[lbo-talk] Perfumed Nightmare Re: how's it feel?

Yoshie Furuhashi furuhashi.1 at osu.edu
Wed Apr 16 15:08:20 PDT 2003


At 10:34 PM -0400 4/15/03, SergioL652 at aol.com wrote:
>In a message dated 4/15/2003 8:32:37 PM Eastern Daylight Time,
>farmelantj at juno.com writes:
>>Sergio,
>>
>>Whatever made you think that, especially given the fact that Puerto
>>Rico is an American colony?
>
>Puerto Rico was a Spanish Colony for close to 400 years before the
>US came. Is very conservative in many aspects and the propaganda
>from the US at the time made it sound as if it was very liberal. I
>was young and I bought it, what can I say.

^^^^^^^^^^^^^^^^

WORK TO COMPLETE:
1. According to the message, for about how long was Puerto Rico a Spanish colony before the US came?
2. Retype a passage of the message verbatim. Begin at the words "[lbo-talk] Perfumed Nightmare" and stop after the words "an American colony?".

MATERIAL:
^^^^^^^^^^^^^^^^

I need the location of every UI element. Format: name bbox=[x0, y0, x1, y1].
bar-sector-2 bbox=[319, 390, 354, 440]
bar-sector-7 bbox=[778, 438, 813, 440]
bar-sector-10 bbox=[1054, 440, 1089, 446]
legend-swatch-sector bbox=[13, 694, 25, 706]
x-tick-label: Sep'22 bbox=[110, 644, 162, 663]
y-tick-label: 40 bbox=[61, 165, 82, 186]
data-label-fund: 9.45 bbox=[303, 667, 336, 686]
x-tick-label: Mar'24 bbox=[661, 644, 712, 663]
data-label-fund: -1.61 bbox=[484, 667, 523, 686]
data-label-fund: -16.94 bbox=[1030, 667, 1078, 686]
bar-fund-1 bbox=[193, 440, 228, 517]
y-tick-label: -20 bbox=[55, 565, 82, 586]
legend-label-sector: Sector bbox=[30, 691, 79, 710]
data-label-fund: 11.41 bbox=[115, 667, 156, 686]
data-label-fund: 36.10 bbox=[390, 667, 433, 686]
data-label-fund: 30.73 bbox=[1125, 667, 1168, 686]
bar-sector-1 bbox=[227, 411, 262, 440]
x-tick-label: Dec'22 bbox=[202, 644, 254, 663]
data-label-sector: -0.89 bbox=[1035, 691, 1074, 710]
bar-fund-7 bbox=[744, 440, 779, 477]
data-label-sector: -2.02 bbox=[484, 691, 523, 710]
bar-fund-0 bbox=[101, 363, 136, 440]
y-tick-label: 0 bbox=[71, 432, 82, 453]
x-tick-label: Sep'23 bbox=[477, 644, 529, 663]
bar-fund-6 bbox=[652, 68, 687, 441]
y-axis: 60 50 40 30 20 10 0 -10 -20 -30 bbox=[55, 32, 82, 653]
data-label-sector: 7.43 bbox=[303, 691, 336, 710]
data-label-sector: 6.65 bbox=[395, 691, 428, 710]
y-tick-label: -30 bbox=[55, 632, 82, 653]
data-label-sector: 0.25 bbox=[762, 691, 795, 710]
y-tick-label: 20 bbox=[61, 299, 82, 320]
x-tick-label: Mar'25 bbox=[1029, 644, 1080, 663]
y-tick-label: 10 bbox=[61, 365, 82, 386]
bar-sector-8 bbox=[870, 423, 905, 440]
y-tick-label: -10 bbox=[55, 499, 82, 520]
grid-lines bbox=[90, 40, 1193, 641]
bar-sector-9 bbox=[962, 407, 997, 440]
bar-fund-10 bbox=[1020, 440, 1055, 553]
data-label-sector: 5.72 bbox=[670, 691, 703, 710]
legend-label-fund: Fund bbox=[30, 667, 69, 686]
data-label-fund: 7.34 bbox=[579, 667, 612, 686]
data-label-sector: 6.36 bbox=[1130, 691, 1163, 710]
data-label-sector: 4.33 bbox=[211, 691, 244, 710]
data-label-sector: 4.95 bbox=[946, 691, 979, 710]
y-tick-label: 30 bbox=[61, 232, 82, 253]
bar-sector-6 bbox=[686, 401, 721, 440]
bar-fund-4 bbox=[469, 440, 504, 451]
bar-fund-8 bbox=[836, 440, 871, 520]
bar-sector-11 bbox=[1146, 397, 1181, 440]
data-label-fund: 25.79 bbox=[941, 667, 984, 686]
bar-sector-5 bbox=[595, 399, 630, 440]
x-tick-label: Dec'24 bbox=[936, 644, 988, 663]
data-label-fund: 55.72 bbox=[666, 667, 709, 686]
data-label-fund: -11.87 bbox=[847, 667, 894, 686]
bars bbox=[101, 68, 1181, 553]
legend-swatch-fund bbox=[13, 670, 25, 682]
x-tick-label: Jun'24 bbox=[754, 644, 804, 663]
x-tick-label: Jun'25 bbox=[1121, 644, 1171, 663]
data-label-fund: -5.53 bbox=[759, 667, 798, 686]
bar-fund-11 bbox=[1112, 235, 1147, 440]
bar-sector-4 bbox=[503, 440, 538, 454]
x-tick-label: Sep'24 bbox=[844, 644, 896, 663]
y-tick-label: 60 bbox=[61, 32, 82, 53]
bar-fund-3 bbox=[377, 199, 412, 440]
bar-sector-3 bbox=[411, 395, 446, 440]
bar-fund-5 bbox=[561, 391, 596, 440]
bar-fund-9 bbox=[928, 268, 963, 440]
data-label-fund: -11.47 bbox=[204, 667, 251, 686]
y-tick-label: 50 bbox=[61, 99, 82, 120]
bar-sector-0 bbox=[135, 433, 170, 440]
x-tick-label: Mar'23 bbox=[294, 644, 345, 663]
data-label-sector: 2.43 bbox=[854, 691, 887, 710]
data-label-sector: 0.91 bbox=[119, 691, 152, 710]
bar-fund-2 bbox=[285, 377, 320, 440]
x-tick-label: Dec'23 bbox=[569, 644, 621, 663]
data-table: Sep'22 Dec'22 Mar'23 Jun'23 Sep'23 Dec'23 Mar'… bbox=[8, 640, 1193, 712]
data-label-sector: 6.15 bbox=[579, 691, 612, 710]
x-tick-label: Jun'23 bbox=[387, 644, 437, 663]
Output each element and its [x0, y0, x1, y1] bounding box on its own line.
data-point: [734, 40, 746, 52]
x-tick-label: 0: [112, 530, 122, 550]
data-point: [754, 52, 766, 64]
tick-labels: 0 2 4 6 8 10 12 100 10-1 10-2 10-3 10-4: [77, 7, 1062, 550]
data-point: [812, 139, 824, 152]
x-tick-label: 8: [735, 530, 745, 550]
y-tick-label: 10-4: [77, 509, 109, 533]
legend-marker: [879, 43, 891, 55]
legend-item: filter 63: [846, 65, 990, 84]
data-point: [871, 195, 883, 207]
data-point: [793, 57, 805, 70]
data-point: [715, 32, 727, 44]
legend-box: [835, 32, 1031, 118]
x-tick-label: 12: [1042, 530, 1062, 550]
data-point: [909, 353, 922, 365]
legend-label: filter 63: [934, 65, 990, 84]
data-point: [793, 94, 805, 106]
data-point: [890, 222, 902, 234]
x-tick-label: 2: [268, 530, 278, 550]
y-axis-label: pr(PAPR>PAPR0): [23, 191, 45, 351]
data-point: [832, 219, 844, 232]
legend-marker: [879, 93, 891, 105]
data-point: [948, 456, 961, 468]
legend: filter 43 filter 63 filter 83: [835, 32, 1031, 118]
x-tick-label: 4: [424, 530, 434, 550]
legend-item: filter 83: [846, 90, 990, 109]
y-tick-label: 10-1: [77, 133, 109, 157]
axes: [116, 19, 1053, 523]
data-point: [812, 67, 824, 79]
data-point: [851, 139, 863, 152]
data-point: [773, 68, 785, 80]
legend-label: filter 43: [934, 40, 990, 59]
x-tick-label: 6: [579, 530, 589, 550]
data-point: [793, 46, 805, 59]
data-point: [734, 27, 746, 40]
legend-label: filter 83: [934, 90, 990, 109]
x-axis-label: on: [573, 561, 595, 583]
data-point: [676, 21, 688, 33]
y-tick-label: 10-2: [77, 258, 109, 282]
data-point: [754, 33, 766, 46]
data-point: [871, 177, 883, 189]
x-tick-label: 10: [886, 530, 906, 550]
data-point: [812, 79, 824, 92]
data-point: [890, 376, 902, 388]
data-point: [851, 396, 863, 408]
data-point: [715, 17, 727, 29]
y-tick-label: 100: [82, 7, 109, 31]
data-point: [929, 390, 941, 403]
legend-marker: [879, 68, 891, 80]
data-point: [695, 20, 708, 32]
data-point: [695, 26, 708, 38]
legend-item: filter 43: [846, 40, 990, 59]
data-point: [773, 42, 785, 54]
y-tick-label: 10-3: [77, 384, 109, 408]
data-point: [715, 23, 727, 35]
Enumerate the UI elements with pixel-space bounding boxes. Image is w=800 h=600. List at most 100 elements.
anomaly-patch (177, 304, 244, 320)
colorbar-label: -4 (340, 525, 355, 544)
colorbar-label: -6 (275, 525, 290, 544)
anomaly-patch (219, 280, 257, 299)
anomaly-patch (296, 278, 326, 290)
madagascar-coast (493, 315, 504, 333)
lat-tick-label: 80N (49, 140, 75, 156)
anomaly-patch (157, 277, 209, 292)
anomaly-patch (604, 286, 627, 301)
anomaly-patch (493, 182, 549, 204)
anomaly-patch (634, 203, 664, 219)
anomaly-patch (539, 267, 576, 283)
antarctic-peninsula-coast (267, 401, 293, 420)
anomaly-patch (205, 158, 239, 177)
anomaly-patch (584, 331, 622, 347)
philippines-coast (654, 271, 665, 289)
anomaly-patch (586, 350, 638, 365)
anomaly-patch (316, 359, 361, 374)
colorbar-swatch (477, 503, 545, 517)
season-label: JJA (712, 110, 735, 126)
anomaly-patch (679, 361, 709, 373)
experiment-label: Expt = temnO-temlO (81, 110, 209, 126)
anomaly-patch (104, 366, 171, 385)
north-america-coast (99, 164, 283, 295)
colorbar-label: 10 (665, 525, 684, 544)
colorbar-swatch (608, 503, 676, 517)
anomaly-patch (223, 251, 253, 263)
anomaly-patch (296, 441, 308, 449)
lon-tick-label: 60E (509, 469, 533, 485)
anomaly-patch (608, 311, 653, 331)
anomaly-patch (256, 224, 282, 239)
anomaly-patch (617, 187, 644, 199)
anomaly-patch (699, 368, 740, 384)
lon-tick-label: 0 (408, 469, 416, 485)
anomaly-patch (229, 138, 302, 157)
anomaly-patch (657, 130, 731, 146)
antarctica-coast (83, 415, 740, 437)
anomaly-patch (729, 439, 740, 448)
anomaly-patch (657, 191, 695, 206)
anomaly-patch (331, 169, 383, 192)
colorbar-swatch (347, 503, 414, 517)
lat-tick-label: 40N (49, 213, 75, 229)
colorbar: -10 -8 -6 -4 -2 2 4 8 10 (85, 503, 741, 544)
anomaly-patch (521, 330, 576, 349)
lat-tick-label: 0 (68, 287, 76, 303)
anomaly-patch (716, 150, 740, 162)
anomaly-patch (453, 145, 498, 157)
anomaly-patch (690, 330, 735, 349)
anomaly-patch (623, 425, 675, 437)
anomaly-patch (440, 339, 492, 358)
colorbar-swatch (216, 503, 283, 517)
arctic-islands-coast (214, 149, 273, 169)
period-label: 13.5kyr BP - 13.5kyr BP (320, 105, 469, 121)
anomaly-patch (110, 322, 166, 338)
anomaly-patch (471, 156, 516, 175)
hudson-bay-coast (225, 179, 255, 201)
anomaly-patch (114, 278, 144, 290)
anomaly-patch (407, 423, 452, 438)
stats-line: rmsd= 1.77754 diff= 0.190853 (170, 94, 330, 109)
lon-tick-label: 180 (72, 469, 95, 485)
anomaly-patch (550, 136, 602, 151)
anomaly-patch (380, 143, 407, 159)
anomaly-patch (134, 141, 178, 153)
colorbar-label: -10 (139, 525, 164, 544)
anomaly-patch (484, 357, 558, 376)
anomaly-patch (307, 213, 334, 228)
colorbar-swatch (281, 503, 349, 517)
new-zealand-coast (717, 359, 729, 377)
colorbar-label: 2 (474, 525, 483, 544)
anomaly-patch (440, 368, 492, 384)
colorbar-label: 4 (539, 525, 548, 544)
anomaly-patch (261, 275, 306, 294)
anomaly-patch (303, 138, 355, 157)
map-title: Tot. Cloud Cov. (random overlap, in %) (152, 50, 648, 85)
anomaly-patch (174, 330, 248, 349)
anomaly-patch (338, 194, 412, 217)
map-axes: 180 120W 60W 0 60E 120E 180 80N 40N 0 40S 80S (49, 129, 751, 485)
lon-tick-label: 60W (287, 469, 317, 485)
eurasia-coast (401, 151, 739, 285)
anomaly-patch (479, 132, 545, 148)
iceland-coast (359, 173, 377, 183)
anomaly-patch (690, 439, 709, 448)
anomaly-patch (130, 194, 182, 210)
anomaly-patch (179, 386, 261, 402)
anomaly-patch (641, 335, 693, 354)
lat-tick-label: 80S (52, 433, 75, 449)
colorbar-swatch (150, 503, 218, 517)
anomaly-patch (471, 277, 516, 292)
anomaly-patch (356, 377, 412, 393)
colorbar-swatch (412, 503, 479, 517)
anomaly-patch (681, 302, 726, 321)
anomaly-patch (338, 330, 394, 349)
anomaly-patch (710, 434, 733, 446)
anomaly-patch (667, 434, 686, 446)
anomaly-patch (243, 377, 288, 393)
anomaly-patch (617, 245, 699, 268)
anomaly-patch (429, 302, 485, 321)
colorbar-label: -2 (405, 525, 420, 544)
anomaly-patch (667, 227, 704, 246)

^^^^^^^^^^^^^^^^

CORRECT ANSWERS:
1. Close to 400 years.

2.
[lbo-talk] Perfumed Nightmare Re: how's it feel?

Yoshie Furuhashi furuhashi.1 at osu.edu
Wed Apr 16 15:08:20 PDT 2003


At 10:34 PM -0400 4/15/03, SergioL652 at aol.com wrote:
>In a message dated 4/15/2003 8:32:37 PM Eastern Daylight Time,
>farmelantj at juno.com writes:
>>Sergio,
>>
>>Whatever made you think that, especially given the fact that Puerto
>>Rico is an American colony?